Material for this exercise:
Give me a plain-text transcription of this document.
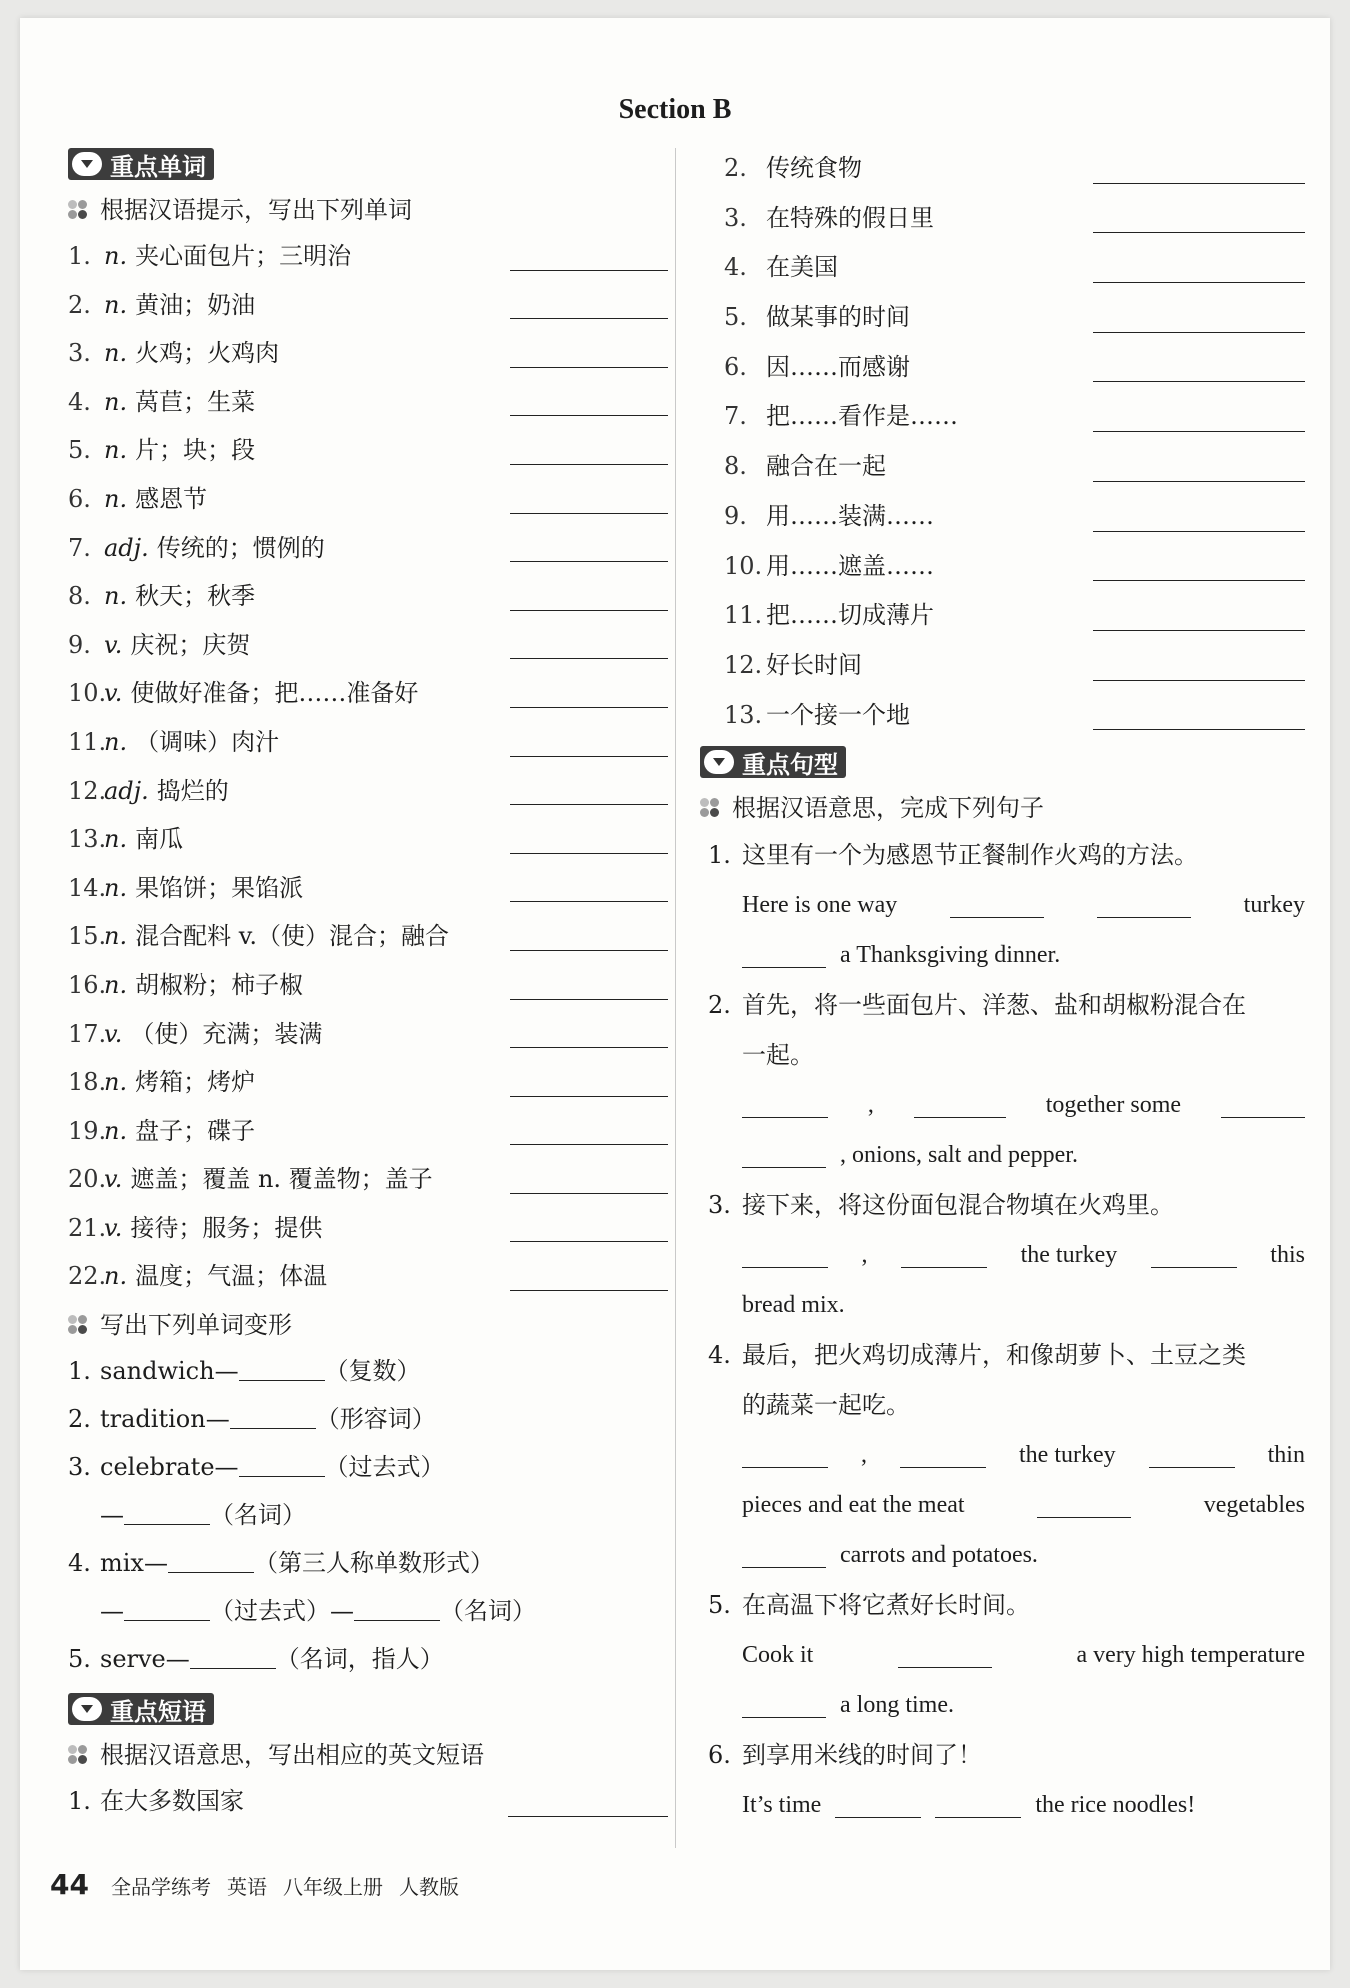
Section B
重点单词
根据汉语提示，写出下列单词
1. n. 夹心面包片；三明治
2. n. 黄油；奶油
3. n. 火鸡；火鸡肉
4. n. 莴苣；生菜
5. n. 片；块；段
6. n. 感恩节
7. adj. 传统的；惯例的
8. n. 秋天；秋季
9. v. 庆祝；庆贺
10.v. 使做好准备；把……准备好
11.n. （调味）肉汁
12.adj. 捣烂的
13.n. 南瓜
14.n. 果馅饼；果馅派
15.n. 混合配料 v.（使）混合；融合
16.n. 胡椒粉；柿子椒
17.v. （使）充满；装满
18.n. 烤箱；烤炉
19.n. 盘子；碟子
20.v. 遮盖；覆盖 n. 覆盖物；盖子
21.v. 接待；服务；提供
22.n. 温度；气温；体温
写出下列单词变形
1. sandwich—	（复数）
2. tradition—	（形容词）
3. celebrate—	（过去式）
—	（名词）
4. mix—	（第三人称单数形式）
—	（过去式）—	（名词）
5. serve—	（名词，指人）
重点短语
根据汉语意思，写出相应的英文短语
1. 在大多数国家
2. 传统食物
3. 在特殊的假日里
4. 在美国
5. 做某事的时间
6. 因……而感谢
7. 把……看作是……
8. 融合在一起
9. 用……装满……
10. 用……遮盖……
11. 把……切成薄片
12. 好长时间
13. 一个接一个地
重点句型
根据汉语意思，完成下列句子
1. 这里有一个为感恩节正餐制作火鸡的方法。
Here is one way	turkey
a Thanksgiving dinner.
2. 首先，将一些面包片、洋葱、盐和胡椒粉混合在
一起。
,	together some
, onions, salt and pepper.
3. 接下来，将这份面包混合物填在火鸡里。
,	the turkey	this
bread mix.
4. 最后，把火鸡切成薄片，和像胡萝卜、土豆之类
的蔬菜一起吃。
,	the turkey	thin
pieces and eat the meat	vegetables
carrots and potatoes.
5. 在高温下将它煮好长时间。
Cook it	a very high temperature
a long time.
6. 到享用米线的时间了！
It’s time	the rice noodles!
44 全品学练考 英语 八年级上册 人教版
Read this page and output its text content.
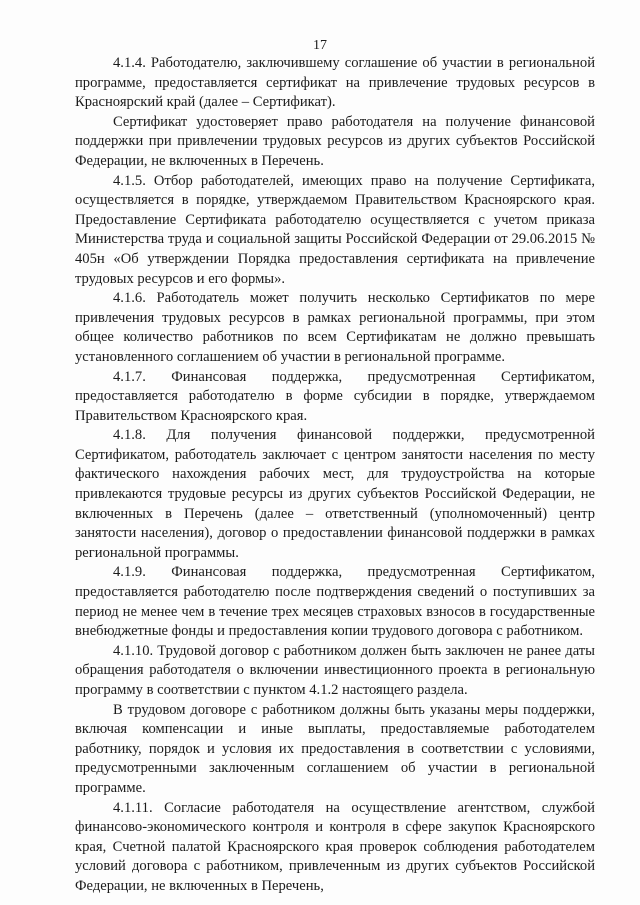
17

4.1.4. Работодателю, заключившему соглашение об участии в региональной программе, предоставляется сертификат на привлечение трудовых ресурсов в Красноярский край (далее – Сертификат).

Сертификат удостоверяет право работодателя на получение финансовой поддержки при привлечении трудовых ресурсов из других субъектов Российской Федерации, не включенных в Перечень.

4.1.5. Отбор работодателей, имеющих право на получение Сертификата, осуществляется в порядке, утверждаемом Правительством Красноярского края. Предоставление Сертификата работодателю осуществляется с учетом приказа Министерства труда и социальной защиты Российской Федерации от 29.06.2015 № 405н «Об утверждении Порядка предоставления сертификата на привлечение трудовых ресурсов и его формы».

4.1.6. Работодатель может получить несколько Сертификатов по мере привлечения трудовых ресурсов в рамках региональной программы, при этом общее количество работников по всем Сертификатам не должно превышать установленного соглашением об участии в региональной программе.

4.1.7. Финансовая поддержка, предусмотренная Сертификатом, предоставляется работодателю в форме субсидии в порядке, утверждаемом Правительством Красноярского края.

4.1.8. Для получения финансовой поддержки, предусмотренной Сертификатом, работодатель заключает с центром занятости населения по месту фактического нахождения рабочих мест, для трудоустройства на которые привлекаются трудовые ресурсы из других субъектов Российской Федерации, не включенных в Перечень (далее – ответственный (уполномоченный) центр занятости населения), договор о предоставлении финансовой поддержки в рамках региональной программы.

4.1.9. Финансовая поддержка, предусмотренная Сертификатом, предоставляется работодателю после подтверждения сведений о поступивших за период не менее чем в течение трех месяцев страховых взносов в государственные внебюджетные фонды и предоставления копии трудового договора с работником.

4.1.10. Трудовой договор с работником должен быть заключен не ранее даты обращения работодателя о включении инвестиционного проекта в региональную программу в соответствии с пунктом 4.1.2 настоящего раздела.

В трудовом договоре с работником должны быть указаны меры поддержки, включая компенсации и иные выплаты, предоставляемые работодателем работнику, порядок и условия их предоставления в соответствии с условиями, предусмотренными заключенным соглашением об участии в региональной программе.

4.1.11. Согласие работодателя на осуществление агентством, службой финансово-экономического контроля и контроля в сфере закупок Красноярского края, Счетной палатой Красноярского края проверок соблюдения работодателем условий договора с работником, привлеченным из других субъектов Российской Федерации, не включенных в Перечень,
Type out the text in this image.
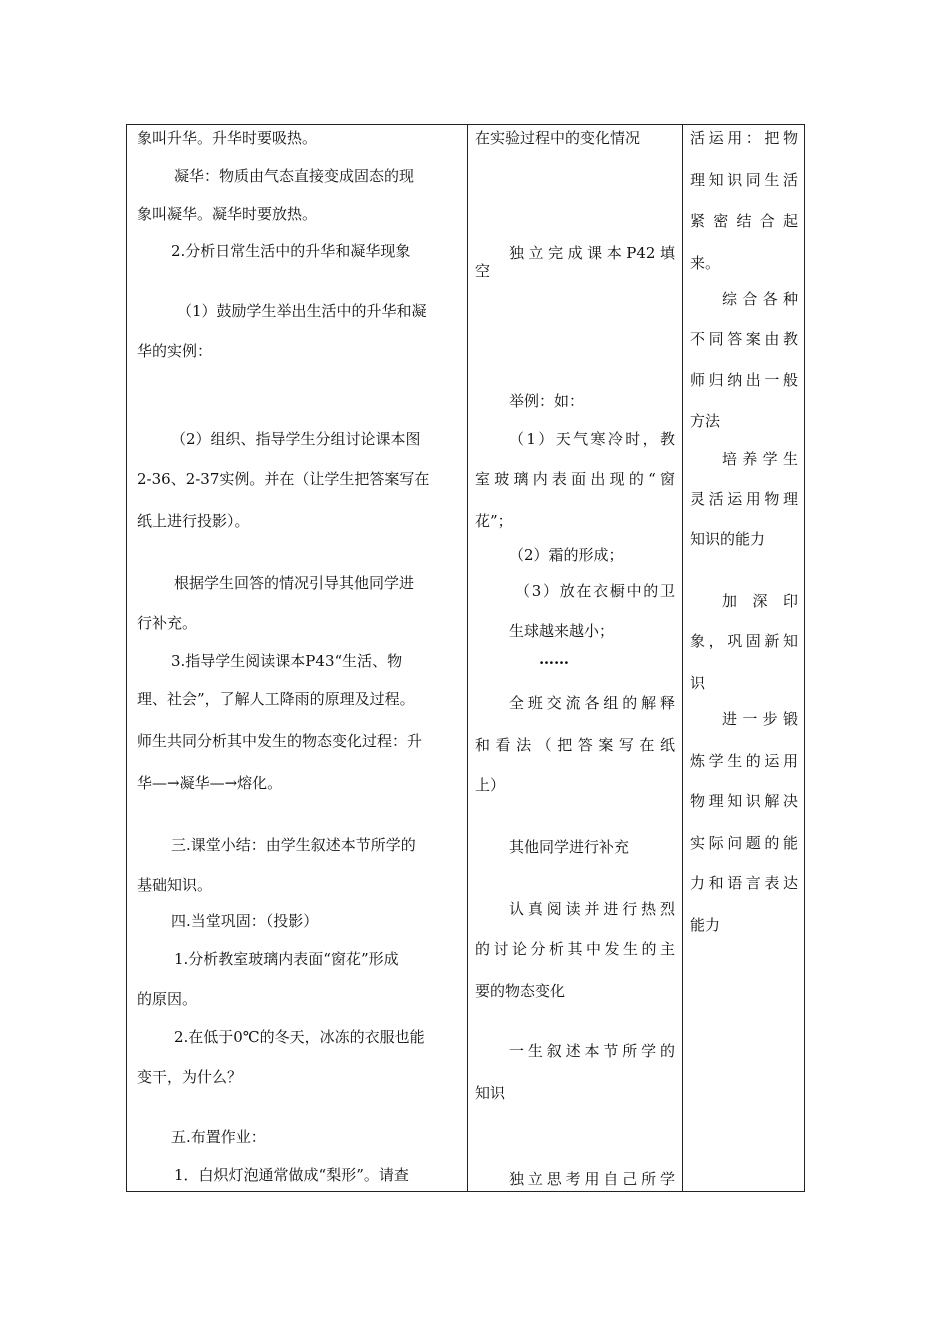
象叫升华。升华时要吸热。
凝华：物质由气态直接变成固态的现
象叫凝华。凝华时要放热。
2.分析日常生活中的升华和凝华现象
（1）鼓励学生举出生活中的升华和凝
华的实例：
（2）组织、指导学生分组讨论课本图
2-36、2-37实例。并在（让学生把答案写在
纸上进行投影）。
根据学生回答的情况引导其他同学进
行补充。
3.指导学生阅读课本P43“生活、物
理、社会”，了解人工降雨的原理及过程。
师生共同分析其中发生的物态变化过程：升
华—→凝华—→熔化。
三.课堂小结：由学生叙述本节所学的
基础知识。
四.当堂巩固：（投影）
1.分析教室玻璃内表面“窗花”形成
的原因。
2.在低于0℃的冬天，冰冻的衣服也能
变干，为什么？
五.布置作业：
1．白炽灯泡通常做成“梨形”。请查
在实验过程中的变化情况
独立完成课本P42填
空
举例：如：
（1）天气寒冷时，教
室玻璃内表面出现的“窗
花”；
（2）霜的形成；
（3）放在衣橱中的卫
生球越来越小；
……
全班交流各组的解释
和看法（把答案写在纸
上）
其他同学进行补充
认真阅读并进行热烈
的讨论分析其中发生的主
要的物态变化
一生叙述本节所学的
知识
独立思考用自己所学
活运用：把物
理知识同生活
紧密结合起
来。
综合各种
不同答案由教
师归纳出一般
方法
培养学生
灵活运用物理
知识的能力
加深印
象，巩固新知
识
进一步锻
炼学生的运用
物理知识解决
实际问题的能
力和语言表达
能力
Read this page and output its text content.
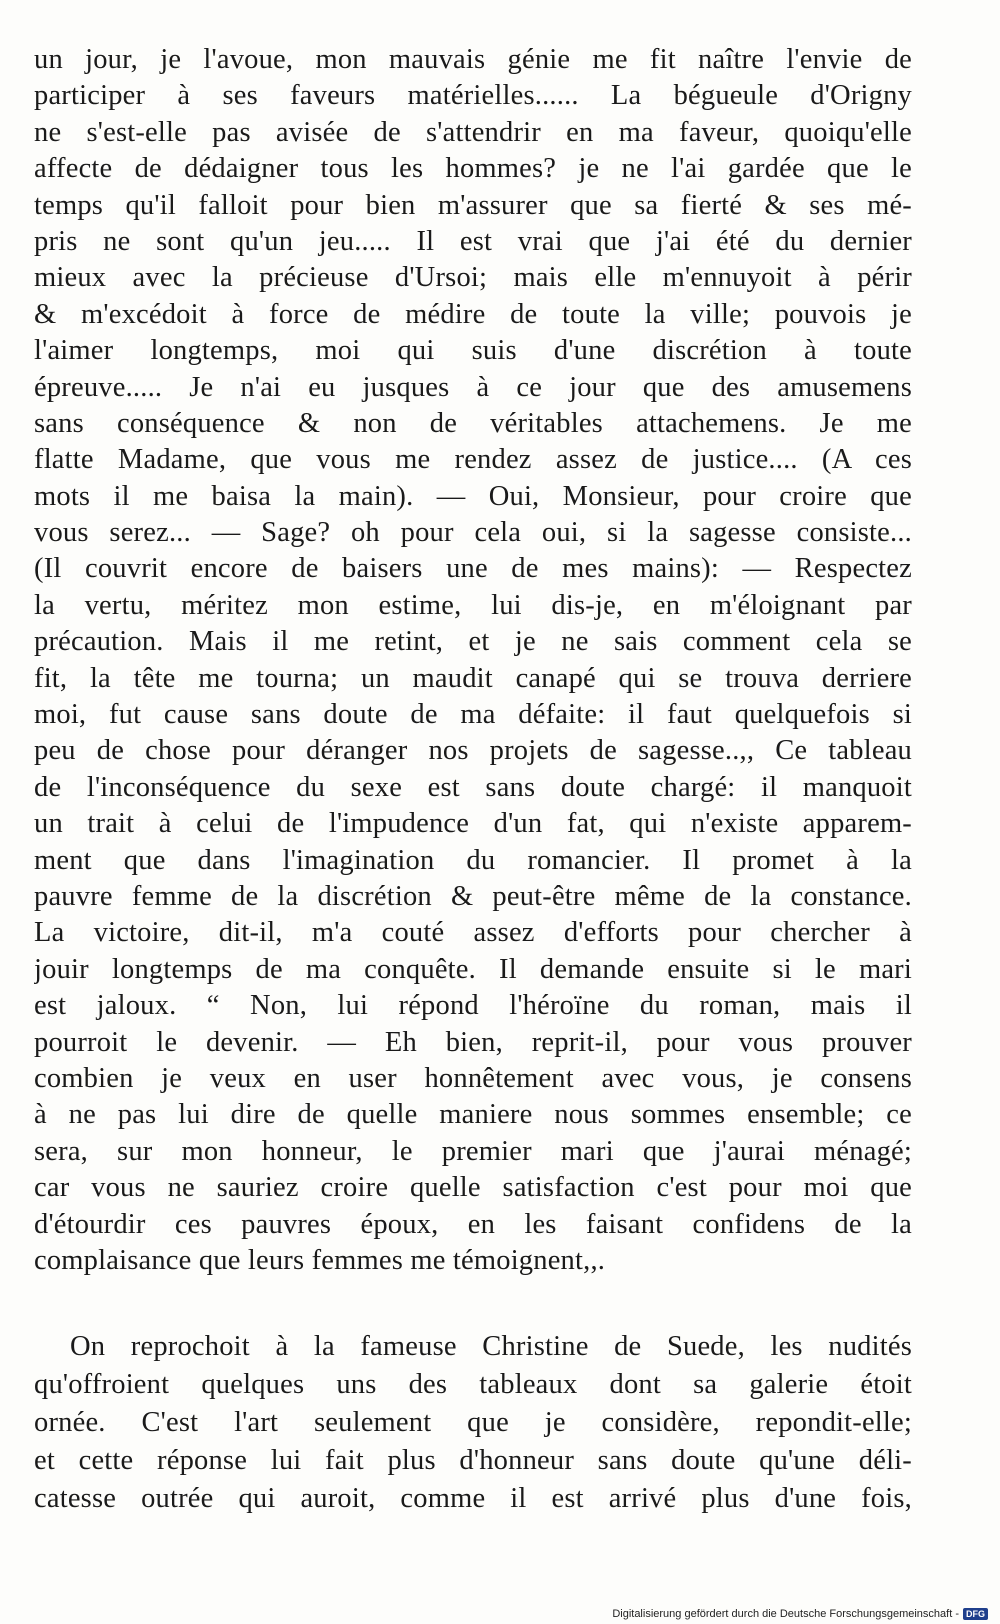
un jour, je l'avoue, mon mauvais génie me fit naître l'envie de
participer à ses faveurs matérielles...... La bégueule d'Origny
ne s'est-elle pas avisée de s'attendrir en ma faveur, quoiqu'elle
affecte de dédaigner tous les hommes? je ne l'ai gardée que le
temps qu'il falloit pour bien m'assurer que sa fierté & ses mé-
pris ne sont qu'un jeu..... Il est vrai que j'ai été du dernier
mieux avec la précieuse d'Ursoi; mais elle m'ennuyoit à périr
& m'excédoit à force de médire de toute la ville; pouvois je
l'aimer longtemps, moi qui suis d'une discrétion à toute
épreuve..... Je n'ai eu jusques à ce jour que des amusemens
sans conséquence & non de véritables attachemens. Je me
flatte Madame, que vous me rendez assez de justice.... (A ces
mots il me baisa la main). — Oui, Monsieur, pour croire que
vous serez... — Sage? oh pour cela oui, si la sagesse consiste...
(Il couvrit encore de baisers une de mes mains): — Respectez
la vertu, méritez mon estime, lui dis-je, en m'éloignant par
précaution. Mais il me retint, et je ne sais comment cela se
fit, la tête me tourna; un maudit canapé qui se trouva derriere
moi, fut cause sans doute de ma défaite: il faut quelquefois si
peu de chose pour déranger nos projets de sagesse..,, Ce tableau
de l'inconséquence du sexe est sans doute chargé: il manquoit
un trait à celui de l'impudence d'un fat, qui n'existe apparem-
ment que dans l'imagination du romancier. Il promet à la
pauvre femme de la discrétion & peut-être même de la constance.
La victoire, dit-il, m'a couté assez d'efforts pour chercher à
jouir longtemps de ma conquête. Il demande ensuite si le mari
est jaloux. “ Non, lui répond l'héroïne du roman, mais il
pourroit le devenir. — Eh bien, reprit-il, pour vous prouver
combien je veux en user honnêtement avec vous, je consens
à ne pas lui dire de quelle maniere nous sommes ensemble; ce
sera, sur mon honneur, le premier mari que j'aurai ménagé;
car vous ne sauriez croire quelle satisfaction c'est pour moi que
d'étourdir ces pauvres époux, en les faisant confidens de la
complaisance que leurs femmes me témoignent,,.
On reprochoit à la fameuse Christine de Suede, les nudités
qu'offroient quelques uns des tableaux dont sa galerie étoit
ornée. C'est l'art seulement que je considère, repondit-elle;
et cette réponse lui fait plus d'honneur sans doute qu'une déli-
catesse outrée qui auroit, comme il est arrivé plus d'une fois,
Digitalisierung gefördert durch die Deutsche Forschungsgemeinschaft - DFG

Required task:
Find every line that has "привлечение" in it, then return those lines.

Answer:
4.1.4. Работодателю, заключившему соглашение об участии в региональной программе, предоставляется сертификат на привлечение трудовых ресурсов в Красноярский край (далее – Сертификат).
4.1.5. Отбор работодателей, имеющих право на получение Сертификата, осуществляется в порядке, утверждаемом Правительством Красноярского края. Предоставление Сертификата работодателю осуществляется с учетом приказа Министерства труда и социальной защиты Российской Федерации от 29.06.2015 № 405н «Об утверждении Порядка предоставления сертификата на привлечение трудовых ресурсов и его формы».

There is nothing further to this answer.